■ AIM: Extract each line holding the word "log₂x" from the entries.

─── MATERIAL

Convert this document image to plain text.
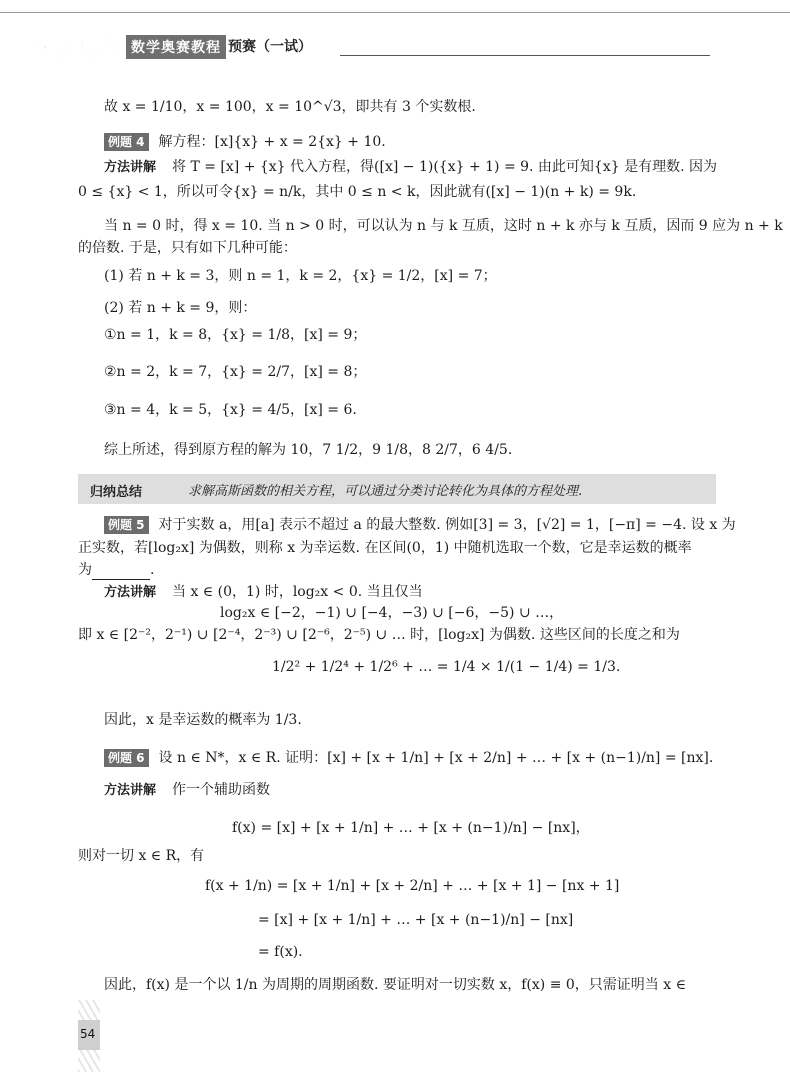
全 国
中 学
生 数学奥赛教程 预赛（一试）
故 x = 1/10，x = 100，x = 10^√3，即共有 3 个实数根.
例题 4 解方程：[x]{x} + x = 2{x} + 10.
方法讲解 将 T = [x] + {x} 代入方程，得([x] − 1)({x} + 1) = 9. 由此可知{x} 是有理数. 因为
0 ≤ {x} < 1，所以可令{x} = n/k，其中 0 ≤ n < k，因此就有([x] − 1)(n + k) = 9k.
当 n = 0 时，得 x = 10. 当 n > 0 时，可以认为 n 与 k 互质，这时 n + k 亦与 k 互质，因而 9 应为 n + k
的倍数. 于是，只有如下几种可能：
(1) 若 n + k = 3，则 n = 1，k = 2，{x} = 1/2，[x] = 7；
(2) 若 n + k = 9，则：
①n = 1，k = 8，{x} = 1/8，[x] = 9；
②n = 2，k = 7，{x} = 2/7，[x] = 8；
③n = 4，k = 5，{x} = 4/5，[x] = 6.
综上所述，得到原方程的解为 10，7 1/2，9 1/8，8 2/7，6 4/5.
归纳总结	求解高斯函数的相关方程，可以通过分类讨论转化为具体的方程处理.
例题 5 对于实数 a，用[a] 表示不超过 a 的最大整数. 例如[3] = 3，[√2] = 1，[−π] = −4. 设 x 为
正实数，若[log₂x] 为偶数，则称 x 为幸运数. 在区间(0，1) 中随机选取一个数，它是幸运数的概率
为	.
方法讲解 当 x ∈ (0，1) 时，log₂x < 0. 当且仅当
log₂x ∈ [−2，−1) ∪ [−4，−3) ∪ [−6，−5) ∪ …，
即 x ∈ [2⁻²，2⁻¹) ∪ [2⁻⁴，2⁻³) ∪ [2⁻⁶，2⁻⁵) ∪ … 时，[log₂x] 为偶数. 这些区间的长度之和为
1/2² + 1/2⁴ + 1/2⁶ + … = 1/4 × 1/(1 − 1/4) = 1/3.
因此，x 是幸运数的概率为 1/3.
例题 6 设 n ∈ N*，x ∈ R. 证明：[x] + [x + 1/n] + [x + 2/n] + … + [x + (n−1)/n] = [nx].
方法讲解 作一个辅助函数
f(x) = [x] + [x + 1/n] + … + [x + (n−1)/n] − [nx]，
则对一切 x ∈ R，有
f(x + 1/n) = [x + 1/n] + [x + 2/n] + … + [x + 1] − [nx + 1]
= [x] + [x + 1/n] + … + [x + (n−1)/n] − [nx]
= f(x).
因此，f(x) 是一个以 1/n 为周期的周期函数. 要证明对一切实数 x，f(x) ≡ 0，只需证明当 x ∈
54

──────

■ RESULT FOR THIS EXERCISE:
正实数，若[log₂x] 为偶数，则称 x 为幸运数. 在区间(0，1) 中随机选取一个数，它是幸运数的概率
方法讲解 当 x ∈ (0，1) 时，log₂x < 0. 当且仅当
log₂x ∈ [−2，−1) ∪ [−4，−3) ∪ [−6，−5) ∪ …，
即 x ∈ [2⁻²，2⁻¹) ∪ [2⁻⁴，2⁻³) ∪ [2⁻⁶，2⁻⁵) ∪ … 时，[log₂x] 为偶数. 这些区间的长度之和为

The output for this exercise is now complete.